▸ Exercise details
Omit images. Retype all entries verbatim.

▸ Available records
-.-.-

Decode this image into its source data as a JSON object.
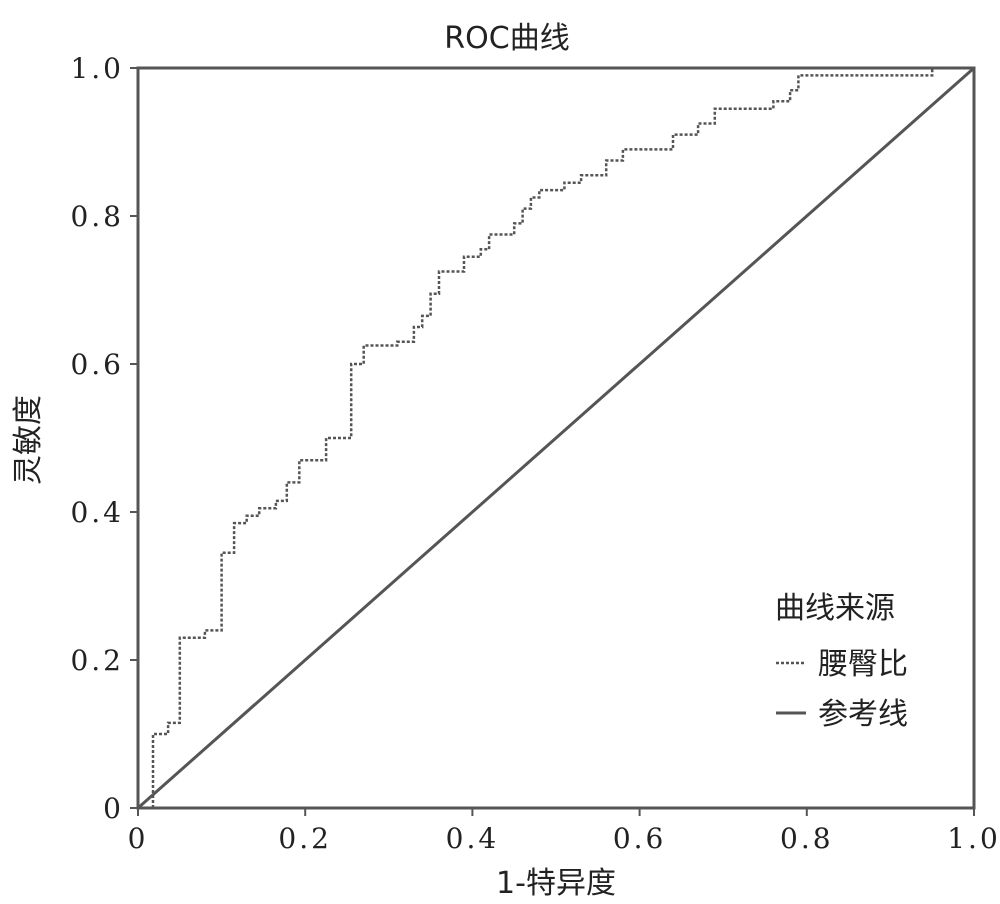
{
  "chart_data": {
    "type": "line",
    "title": "ROC曲线",
    "xlabel": "1-特异度",
    "ylabel": "灵敏度",
    "xlim": [
      0,
      1
    ],
    "ylim": [
      0,
      1
    ],
    "x_ticks": [
      0,
      0.2,
      0.4,
      0.6,
      0.8,
      1.0
    ],
    "x_tick_labels": [
      "0",
      "0.2",
      "0.4",
      "0.6",
      "0.8",
      "1.0"
    ],
    "y_ticks": [
      0,
      0.2,
      0.4,
      0.6,
      0.8,
      1.0
    ],
    "y_tick_labels": [
      "0",
      "0.2",
      "0.4",
      "0.6",
      "0.8",
      "1.0"
    ],
    "grid": false,
    "legend": {
      "title": "曲线来源",
      "position": "bottom-right"
    },
    "series": [
      {
        "name": "腰臀比",
        "style": "dashed",
        "color": "#555555",
        "points": [
          [
            0,
            0
          ],
          [
            0.018,
            0
          ],
          [
            0.018,
            0.1
          ],
          [
            0.036,
            0.1
          ],
          [
            0.036,
            0.115
          ],
          [
            0.05,
            0.115
          ],
          [
            0.05,
            0.23
          ],
          [
            0.08,
            0.23
          ],
          [
            0.08,
            0.24
          ],
          [
            0.1,
            0.24
          ],
          [
            0.1,
            0.345
          ],
          [
            0.115,
            0.345
          ],
          [
            0.115,
            0.385
          ],
          [
            0.13,
            0.385
          ],
          [
            0.13,
            0.395
          ],
          [
            0.145,
            0.395
          ],
          [
            0.145,
            0.405
          ],
          [
            0.165,
            0.405
          ],
          [
            0.165,
            0.415
          ],
          [
            0.178,
            0.415
          ],
          [
            0.178,
            0.44
          ],
          [
            0.193,
            0.44
          ],
          [
            0.193,
            0.47
          ],
          [
            0.225,
            0.47
          ],
          [
            0.225,
            0.5
          ],
          [
            0.255,
            0.5
          ],
          [
            0.255,
            0.6
          ],
          [
            0.27,
            0.6
          ],
          [
            0.27,
            0.625
          ],
          [
            0.31,
            0.625
          ],
          [
            0.31,
            0.63
          ],
          [
            0.33,
            0.63
          ],
          [
            0.33,
            0.65
          ],
          [
            0.34,
            0.65
          ],
          [
            0.34,
            0.665
          ],
          [
            0.35,
            0.665
          ],
          [
            0.35,
            0.695
          ],
          [
            0.36,
            0.695
          ],
          [
            0.36,
            0.725
          ],
          [
            0.39,
            0.725
          ],
          [
            0.39,
            0.745
          ],
          [
            0.41,
            0.745
          ],
          [
            0.41,
            0.755
          ],
          [
            0.42,
            0.755
          ],
          [
            0.42,
            0.775
          ],
          [
            0.45,
            0.775
          ],
          [
            0.45,
            0.79
          ],
          [
            0.46,
            0.79
          ],
          [
            0.46,
            0.81
          ],
          [
            0.47,
            0.81
          ],
          [
            0.47,
            0.825
          ],
          [
            0.48,
            0.825
          ],
          [
            0.48,
            0.835
          ],
          [
            0.51,
            0.835
          ],
          [
            0.51,
            0.845
          ],
          [
            0.53,
            0.845
          ],
          [
            0.53,
            0.855
          ],
          [
            0.56,
            0.855
          ],
          [
            0.56,
            0.875
          ],
          [
            0.58,
            0.875
          ],
          [
            0.58,
            0.89
          ],
          [
            0.64,
            0.89
          ],
          [
            0.64,
            0.91
          ],
          [
            0.67,
            0.91
          ],
          [
            0.67,
            0.925
          ],
          [
            0.69,
            0.925
          ],
          [
            0.69,
            0.945
          ],
          [
            0.76,
            0.945
          ],
          [
            0.76,
            0.955
          ],
          [
            0.78,
            0.955
          ],
          [
            0.78,
            0.97
          ],
          [
            0.79,
            0.97
          ],
          [
            0.79,
            0.99
          ],
          [
            0.95,
            0.99
          ],
          [
            0.95,
            1.0
          ],
          [
            1.0,
            1.0
          ]
        ]
      },
      {
        "name": "参考线",
        "style": "solid",
        "color": "#555555",
        "points": [
          [
            0,
            0
          ],
          [
            1,
            1
          ]
        ]
      }
    ]
  }
}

-.-.-

▸ Expected output
Decode this image into its source data as a JSON object.
{
  "chart_data": {
    "type": "line",
    "title": "ROC曲线",
    "xlabel": "1-特异度",
    "ylabel": "灵敏度",
    "xlim": [
      0,
      1
    ],
    "ylim": [
      0,
      1
    ],
    "x_ticks": [
      0,
      0.2,
      0.4,
      0.6,
      0.8,
      1.0
    ],
    "x_tick_labels": [
      "0",
      "0.2",
      "0.4",
      "0.6",
      "0.8",
      "1.0"
    ],
    "y_ticks": [
      0,
      0.2,
      0.4,
      0.6,
      0.8,
      1.0
    ],
    "y_tick_labels": [
      "0",
      "0.2",
      "0.4",
      "0.6",
      "0.8",
      "1.0"
    ],
    "grid": false,
    "legend": {
      "title": "曲线来源",
      "position": "bottom-right"
    },
    "series": [
      {
        "name": "腰臀比",
        "style": "dashed",
        "color": "#555555",
        "points": [
          [
            0,
            0
          ],
          [
            0.018,
            0
          ],
          [
            0.018,
            0.1
          ],
          [
            0.036,
            0.1
          ],
          [
            0.036,
            0.115
          ],
          [
            0.05,
            0.115
          ],
          [
            0.05,
            0.23
          ],
          [
            0.08,
            0.23
          ],
          [
            0.08,
            0.24
          ],
          [
            0.1,
            0.24
          ],
          [
            0.1,
            0.345
          ],
          [
            0.115,
            0.345
          ],
          [
            0.115,
            0.385
          ],
          [
            0.13,
            0.385
          ],
          [
            0.13,
            0.395
          ],
          [
            0.145,
            0.395
          ],
          [
            0.145,
            0.405
          ],
          [
            0.165,
            0.405
          ],
          [
            0.165,
            0.415
          ],
          [
            0.178,
            0.415
          ],
          [
            0.178,
            0.44
          ],
          [
            0.193,
            0.44
          ],
          [
            0.193,
            0.47
          ],
          [
            0.225,
            0.47
          ],
          [
            0.225,
            0.5
          ],
          [
            0.255,
            0.5
          ],
          [
            0.255,
            0.6
          ],
          [
            0.27,
            0.6
          ],
          [
            0.27,
            0.625
          ],
          [
            0.31,
            0.625
          ],
          [
            0.31,
            0.63
          ],
          [
            0.33,
            0.63
          ],
          [
            0.33,
            0.65
          ],
          [
            0.34,
            0.65
          ],
          [
            0.34,
            0.665
          ],
          [
            0.35,
            0.665
          ],
          [
            0.35,
            0.695
          ],
          [
            0.36,
            0.695
          ],
          [
            0.36,
            0.725
          ],
          [
            0.39,
            0.725
          ],
          [
            0.39,
            0.745
          ],
          [
            0.41,
            0.745
          ],
          [
            0.41,
            0.755
          ],
          [
            0.42,
            0.755
          ],
          [
            0.42,
            0.775
          ],
          [
            0.45,
            0.775
          ],
          [
            0.45,
            0.79
          ],
          [
            0.46,
            0.79
          ],
          [
            0.46,
            0.81
          ],
          [
            0.47,
            0.81
          ],
          [
            0.47,
            0.825
          ],
          [
            0.48,
            0.825
          ],
          [
            0.48,
            0.835
          ],
          [
            0.51,
            0.835
          ],
          [
            0.51,
            0.845
          ],
          [
            0.53,
            0.845
          ],
          [
            0.53,
            0.855
          ],
          [
            0.56,
            0.855
          ],
          [
            0.56,
            0.875
          ],
          [
            0.58,
            0.875
          ],
          [
            0.58,
            0.89
          ],
          [
            0.64,
            0.89
          ],
          [
            0.64,
            0.91
          ],
          [
            0.67,
            0.91
          ],
          [
            0.67,
            0.925
          ],
          [
            0.69,
            0.925
          ],
          [
            0.69,
            0.945
          ],
          [
            0.76,
            0.945
          ],
          [
            0.76,
            0.955
          ],
          [
            0.78,
            0.955
          ],
          [
            0.78,
            0.97
          ],
          [
            0.79,
            0.97
          ],
          [
            0.79,
            0.99
          ],
          [
            0.95,
            0.99
          ],
          [
            0.95,
            1.0
          ],
          [
            1.0,
            1.0
          ]
        ]
      },
      {
        "name": "参考线",
        "style": "solid",
        "color": "#555555",
        "points": [
          [
            0,
            0
          ],
          [
            1,
            1
          ]
        ]
      }
    ]
  }
}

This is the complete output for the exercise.